=== What is needed ===
Skip every picture and transcribe the remaining material exactly.

BEGIN Materials provided

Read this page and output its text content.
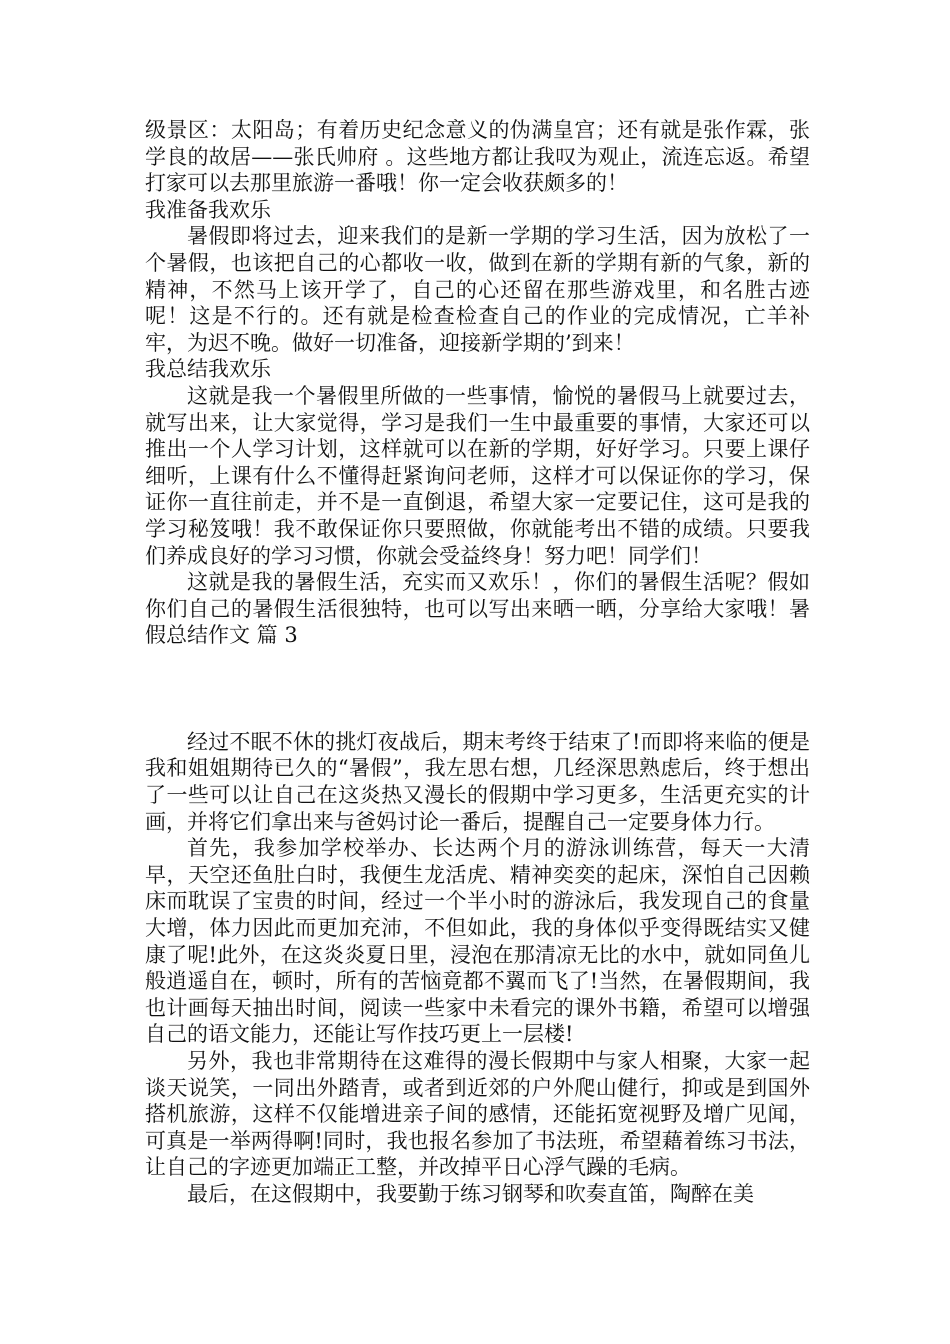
级景区：太阳岛；有着历史纪念意义的伪满皇宫；还有就是张作霖，张学良的故居——张氏帅府 。这些地方都让我叹为观止，流连忘返。希望打家可以去那里旅游一番哦！你一定会收获颇多的！

我准备我欢乐

暑假即将过去，迎来我们的是新一学期的学习生活，因为放松了一个暑假，也该把自己的心都收一收，做到在新的学期有新的气象，新的精神，不然马上该开学了，自己的心还留在那些游戏里，和名胜古迹呢！这是不行的。还有就是检查检查自己的作业的完成情况，亡羊补牢，为迟不晚。做好一切准备，迎接新学期的’到来！

我总结我欢乐

这就是我一个暑假里所做的一些事情，愉悦的暑假马上就要过去，就写出来，让大家觉得，学习是我们一生中最重要的事情，大家还可以推出一个人学习计划，这样就可以在新的学期，好好学习。只要上课仔细听，上课有什么不懂得赶紧询问老师，这样才可以保证你的学习，保证你一直往前走，并不是一直倒退，希望大家一定要记住，这可是我的学习秘笈哦！我不敢保证你只要照做，你就能考出不错的成绩。只要我们养成良好的学习习惯，你就会受益终身！努力吧！同学们！

这就是我的暑假生活，充实而又欢乐！，你们的暑假生活呢？假如你们自己的暑假生活很独特，也可以写出来晒一晒，分享给大家哦！暑假总结作文 篇 3

经过不眠不休的挑灯夜战后，期末考终于结束了!而即将来临的便是我和姐姐期待已久的“暑假”，我左思右想，几经深思熟虑后，终于想出了一些可以让自己在这炎热又漫长的假期中学习更多，生活更充实的计画，并将它们拿出来与爸妈讨论一番后，提醒自己一定要身体力行。

首先，我参加学校举办、长达两个月的游泳训练营，每天一大清早，天空还鱼肚白时，我便生龙活虎、精神奕奕的起床，深怕自己因赖床而耽误了宝贵的时间，经过一个半小时的游泳后，我发现自己的食量大增，体力因此而更加充沛，不但如此，我的身体似乎变得既结实又健康了呢!此外，在这炎炎夏日里，浸泡在那清凉无比的水中，就如同鱼儿般逍遥自在，顿时，所有的苦恼竟都不翼而飞了!当然，在暑假期间，我也计画每天抽出时间，阅读一些家中未看完的课外书籍，希望可以增强自己的语文能力，还能让写作技巧更上一层楼!

另外，我也非常期待在这难得的漫长假期中与家人相聚，大家一起谈天说笑，一同出外踏青，或者到近郊的户外爬山健行，抑或是到国外搭机旅游，这样不仅能增进亲子间的感情，还能拓宽视野及增广见闻，可真是一举两得啊!同时，我也报名参加了书法班，希望藉着练习书法，让自己的字迹更加端正工整，并改掉平日心浮气躁的毛病。

最后，在这假期中，我要勤于练习钢琴和吹奏直笛，陶醉在美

END Materials provided

=== Solved exercise ===
Read this page and output its text content.
级景区：太阳岛；有着历史纪念意义的伪满皇宫；还有就是张作霖，张学良的故居——张氏帅府 。这些地方都让我叹为观止，流连忘返。希望打家可以去那里旅游一番哦！你一定会收获颇多的！

我准备我欢乐

暑假即将过去，迎来我们的是新一学期的学习生活，因为放松了一个暑假，也该把自己的心都收一收，做到在新的学期有新的气象，新的精神，不然马上该开学了，自己的心还留在那些游戏里，和名胜古迹呢！这是不行的。还有就是检查检查自己的作业的完成情况，亡羊补牢，为迟不晚。做好一切准备，迎接新学期的’到来！

我总结我欢乐

这就是我一个暑假里所做的一些事情，愉悦的暑假马上就要过去，就写出来，让大家觉得，学习是我们一生中最重要的事情，大家还可以推出一个人学习计划，这样就可以在新的学期，好好学习。只要上课仔细听，上课有什么不懂得赶紧询问老师，这样才可以保证你的学习，保证你一直往前走，并不是一直倒退，希望大家一定要记住，这可是我的学习秘笈哦！我不敢保证你只要照做，你就能考出不错的成绩。只要我们养成良好的学习习惯，你就会受益终身！努力吧！同学们！

这就是我的暑假生活，充实而又欢乐！，你们的暑假生活呢？假如你们自己的暑假生活很独特，也可以写出来晒一晒，分享给大家哦！暑假总结作文 篇 3

经过不眠不休的挑灯夜战后，期末考终于结束了!而即将来临的便是我和姐姐期待已久的“暑假”，我左思右想，几经深思熟虑后，终于想出了一些可以让自己在这炎热又漫长的假期中学习更多，生活更充实的计画，并将它们拿出来与爸妈讨论一番后，提醒自己一定要身体力行。

首先，我参加学校举办、长达两个月的游泳训练营，每天一大清早，天空还鱼肚白时，我便生龙活虎、精神奕奕的起床，深怕自己因赖床而耽误了宝贵的时间，经过一个半小时的游泳后，我发现自己的食量大增，体力因此而更加充沛，不但如此，我的身体似乎变得既结实又健康了呢!此外，在这炎炎夏日里，浸泡在那清凉无比的水中，就如同鱼儿般逍遥自在，顿时，所有的苦恼竟都不翼而飞了!当然，在暑假期间，我也计画每天抽出时间，阅读一些家中未看完的课外书籍，希望可以增强自己的语文能力，还能让写作技巧更上一层楼!

另外，我也非常期待在这难得的漫长假期中与家人相聚，大家一起谈天说笑，一同出外踏青，或者到近郊的户外爬山健行，抑或是到国外搭机旅游，这样不仅能增进亲子间的感情，还能拓宽视野及增广见闻，可真是一举两得啊!同时，我也报名参加了书法班，希望藉着练习书法，让自己的字迹更加端正工整，并改掉平日心浮气躁的毛病。

最后，在这假期中，我要勤于练习钢琴和吹奏直笛，陶醉在美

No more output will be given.